[PROBLEM TO SOLVE]
Copy each line of the entries that contains the word "What".
* START INPUT ROWS *
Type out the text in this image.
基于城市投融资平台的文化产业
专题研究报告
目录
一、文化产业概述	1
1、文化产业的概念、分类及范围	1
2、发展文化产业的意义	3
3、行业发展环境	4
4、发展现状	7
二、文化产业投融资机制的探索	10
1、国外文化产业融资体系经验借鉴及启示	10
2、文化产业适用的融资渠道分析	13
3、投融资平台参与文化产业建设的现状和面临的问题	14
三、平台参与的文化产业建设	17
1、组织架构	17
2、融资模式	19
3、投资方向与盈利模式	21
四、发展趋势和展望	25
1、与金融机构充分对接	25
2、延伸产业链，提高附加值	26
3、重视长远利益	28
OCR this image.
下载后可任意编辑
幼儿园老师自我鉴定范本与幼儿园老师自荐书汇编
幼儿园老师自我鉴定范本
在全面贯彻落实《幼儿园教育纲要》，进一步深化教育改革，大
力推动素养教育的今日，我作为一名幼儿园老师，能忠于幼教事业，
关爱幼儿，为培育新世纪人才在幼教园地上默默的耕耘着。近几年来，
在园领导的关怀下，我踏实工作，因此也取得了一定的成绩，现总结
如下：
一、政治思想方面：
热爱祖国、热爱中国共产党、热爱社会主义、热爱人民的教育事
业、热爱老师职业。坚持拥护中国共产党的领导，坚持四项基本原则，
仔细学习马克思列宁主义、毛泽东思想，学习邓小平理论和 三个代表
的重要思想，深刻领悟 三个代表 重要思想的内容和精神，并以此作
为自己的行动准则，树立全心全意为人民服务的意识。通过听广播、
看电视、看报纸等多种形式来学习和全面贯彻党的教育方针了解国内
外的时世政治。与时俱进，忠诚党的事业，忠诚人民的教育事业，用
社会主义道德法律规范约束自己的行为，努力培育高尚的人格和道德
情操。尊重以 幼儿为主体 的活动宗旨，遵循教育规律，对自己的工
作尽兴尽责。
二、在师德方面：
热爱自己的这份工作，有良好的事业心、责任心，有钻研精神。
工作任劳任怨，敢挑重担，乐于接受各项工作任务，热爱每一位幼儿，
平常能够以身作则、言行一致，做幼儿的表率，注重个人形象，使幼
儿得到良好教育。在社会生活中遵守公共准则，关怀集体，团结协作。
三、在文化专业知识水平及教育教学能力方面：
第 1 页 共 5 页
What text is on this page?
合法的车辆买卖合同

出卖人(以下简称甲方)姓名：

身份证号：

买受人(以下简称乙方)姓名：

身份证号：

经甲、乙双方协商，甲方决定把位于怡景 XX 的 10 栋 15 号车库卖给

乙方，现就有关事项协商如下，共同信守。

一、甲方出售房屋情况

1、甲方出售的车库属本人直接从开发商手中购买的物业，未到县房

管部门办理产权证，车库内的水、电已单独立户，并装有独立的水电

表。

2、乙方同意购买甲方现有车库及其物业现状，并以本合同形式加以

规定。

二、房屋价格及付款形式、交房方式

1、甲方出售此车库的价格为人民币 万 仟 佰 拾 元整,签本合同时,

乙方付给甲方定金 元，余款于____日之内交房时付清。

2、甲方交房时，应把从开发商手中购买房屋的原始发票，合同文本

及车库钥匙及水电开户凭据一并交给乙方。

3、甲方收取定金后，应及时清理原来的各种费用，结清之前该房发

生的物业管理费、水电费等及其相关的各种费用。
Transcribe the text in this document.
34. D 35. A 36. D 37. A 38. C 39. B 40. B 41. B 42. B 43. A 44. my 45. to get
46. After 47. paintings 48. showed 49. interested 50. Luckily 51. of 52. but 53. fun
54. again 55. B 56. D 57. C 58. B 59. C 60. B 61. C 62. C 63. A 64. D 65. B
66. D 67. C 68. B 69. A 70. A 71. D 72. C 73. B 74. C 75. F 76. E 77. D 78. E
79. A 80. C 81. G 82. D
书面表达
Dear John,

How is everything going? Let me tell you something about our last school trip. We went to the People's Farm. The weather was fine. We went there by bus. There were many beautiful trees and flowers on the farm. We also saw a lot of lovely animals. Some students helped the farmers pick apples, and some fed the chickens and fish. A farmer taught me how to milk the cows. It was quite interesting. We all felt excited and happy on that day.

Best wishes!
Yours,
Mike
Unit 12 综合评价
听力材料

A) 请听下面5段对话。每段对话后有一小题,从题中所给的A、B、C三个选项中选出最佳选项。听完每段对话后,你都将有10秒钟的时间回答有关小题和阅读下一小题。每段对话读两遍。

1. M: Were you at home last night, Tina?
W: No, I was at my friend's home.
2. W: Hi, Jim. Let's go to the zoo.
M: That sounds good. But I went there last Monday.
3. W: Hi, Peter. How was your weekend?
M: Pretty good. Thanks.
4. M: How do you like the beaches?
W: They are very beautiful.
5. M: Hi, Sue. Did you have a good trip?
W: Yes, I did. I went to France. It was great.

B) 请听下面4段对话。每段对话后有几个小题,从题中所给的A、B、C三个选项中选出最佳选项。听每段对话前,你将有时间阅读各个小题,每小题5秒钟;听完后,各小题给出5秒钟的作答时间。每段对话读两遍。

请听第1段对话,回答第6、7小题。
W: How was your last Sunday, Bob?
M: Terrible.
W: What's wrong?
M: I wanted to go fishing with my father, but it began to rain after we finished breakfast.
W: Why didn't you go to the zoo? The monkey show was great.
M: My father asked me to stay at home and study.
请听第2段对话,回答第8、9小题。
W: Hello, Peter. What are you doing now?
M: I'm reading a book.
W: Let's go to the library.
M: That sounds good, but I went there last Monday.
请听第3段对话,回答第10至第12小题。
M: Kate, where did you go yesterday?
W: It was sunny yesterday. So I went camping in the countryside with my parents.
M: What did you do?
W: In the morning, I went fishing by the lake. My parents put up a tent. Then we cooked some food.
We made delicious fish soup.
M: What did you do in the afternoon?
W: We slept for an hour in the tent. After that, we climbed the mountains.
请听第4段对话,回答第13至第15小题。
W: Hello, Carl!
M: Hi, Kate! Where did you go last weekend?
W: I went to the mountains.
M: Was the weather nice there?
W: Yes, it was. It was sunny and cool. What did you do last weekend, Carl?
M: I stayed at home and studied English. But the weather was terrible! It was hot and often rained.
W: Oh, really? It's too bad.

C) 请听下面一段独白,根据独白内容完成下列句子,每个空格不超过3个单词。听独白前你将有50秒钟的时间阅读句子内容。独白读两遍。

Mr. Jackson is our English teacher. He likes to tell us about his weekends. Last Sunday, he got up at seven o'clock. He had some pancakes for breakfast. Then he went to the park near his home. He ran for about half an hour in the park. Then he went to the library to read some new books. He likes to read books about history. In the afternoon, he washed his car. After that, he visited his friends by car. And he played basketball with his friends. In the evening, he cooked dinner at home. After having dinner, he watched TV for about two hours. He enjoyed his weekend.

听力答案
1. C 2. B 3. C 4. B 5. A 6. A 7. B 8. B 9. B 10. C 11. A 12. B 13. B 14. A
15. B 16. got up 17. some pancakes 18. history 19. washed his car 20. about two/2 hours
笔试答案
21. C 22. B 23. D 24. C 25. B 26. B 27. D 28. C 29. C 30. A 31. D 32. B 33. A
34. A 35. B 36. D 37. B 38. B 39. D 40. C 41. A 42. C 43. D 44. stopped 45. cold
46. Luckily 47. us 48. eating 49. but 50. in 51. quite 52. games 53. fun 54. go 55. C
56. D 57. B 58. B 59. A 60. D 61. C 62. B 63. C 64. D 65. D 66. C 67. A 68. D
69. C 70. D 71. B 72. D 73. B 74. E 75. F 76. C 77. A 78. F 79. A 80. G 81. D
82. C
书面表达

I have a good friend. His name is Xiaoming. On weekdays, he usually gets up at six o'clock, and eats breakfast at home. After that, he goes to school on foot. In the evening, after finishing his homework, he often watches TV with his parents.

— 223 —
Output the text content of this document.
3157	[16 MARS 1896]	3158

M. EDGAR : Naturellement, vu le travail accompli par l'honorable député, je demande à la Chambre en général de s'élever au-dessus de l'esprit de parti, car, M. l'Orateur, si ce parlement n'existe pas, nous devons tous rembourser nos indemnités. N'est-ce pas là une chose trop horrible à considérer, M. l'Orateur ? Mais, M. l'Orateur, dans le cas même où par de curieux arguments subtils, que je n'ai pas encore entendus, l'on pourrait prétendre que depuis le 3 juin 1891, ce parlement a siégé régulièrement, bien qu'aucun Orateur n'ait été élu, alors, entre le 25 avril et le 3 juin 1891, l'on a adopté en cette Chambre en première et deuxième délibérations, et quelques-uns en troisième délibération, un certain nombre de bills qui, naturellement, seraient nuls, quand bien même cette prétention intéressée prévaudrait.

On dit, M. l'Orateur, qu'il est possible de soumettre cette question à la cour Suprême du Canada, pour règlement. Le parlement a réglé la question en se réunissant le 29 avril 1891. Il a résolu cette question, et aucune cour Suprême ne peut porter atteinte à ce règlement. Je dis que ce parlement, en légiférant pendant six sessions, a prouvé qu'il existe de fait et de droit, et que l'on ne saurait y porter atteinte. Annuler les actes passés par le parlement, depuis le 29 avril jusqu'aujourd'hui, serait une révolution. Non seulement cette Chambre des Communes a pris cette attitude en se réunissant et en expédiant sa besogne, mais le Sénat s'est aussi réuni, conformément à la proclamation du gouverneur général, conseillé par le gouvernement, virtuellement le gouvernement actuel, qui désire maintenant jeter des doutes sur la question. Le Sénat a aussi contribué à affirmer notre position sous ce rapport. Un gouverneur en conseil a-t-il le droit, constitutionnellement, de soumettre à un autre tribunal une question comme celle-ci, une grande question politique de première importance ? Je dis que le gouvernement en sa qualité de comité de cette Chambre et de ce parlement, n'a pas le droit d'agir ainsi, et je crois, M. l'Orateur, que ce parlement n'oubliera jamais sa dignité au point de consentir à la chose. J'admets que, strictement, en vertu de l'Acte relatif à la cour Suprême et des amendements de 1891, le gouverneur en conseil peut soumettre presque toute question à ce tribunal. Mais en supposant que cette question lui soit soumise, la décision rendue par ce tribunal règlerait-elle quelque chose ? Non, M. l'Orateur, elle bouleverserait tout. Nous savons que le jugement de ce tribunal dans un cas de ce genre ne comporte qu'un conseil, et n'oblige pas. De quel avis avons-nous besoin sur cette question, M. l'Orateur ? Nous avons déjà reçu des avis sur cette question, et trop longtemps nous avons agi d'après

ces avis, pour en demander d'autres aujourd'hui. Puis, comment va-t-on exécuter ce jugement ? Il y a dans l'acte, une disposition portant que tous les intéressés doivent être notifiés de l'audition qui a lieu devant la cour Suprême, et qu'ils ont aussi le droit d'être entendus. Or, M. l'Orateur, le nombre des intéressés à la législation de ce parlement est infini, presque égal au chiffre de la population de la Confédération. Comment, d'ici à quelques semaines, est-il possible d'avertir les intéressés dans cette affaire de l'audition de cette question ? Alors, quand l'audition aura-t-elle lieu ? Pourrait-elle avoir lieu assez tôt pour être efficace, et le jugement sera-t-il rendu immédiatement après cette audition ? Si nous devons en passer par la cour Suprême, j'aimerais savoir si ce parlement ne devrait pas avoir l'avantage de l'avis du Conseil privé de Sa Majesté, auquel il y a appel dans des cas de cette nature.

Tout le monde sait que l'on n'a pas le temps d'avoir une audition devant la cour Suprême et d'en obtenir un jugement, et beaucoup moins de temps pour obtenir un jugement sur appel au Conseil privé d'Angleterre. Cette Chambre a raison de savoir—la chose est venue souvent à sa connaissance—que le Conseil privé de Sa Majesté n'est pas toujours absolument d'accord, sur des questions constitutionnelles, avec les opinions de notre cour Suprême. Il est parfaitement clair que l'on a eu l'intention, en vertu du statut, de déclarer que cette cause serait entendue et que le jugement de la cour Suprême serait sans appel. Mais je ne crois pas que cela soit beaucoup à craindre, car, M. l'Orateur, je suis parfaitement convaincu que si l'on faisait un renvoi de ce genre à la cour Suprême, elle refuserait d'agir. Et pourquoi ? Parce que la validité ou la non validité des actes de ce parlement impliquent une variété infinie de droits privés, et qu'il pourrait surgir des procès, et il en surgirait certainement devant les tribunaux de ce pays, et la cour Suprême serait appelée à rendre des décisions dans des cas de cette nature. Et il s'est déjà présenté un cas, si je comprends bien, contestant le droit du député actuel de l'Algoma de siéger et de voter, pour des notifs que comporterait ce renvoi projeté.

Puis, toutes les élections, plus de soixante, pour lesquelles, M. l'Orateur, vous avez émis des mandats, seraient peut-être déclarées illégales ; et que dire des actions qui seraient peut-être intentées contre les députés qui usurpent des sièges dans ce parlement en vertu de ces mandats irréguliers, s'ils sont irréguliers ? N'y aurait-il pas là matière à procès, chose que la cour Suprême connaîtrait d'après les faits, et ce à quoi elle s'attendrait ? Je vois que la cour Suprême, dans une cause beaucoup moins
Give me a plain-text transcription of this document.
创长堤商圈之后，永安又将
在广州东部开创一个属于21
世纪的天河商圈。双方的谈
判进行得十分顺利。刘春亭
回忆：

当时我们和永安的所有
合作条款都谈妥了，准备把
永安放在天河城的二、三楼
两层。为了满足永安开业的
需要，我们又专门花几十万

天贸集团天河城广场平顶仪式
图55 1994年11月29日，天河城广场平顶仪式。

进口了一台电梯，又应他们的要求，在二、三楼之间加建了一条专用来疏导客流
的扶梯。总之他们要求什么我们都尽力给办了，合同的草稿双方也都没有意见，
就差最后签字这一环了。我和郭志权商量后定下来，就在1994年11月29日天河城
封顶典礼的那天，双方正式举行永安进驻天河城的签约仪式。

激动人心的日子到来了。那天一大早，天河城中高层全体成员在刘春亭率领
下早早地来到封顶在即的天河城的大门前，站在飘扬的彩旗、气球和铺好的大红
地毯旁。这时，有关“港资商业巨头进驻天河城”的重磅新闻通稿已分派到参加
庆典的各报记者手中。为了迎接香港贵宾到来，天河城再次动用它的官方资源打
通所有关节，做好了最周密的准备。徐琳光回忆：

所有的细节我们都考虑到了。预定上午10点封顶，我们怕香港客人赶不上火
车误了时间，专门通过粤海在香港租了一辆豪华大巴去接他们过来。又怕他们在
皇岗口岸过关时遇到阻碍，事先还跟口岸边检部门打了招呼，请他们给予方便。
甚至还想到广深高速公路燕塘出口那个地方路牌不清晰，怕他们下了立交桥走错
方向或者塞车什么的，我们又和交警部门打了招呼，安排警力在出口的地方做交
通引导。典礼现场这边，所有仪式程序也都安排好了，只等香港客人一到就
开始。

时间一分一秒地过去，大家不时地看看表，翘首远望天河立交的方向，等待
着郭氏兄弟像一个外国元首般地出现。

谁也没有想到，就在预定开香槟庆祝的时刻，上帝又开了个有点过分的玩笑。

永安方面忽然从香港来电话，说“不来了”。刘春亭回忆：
* END INPUT ROWS *
[WRITTEN ANSWER]
What text is on this page?
W: What's wrong?
W: Hello, Peter. What are you doing now?
M: What did you do?
M: What did you do in the afternoon?
W: Yes, it was. It was sunny and cool. What did you do last weekend, Carl?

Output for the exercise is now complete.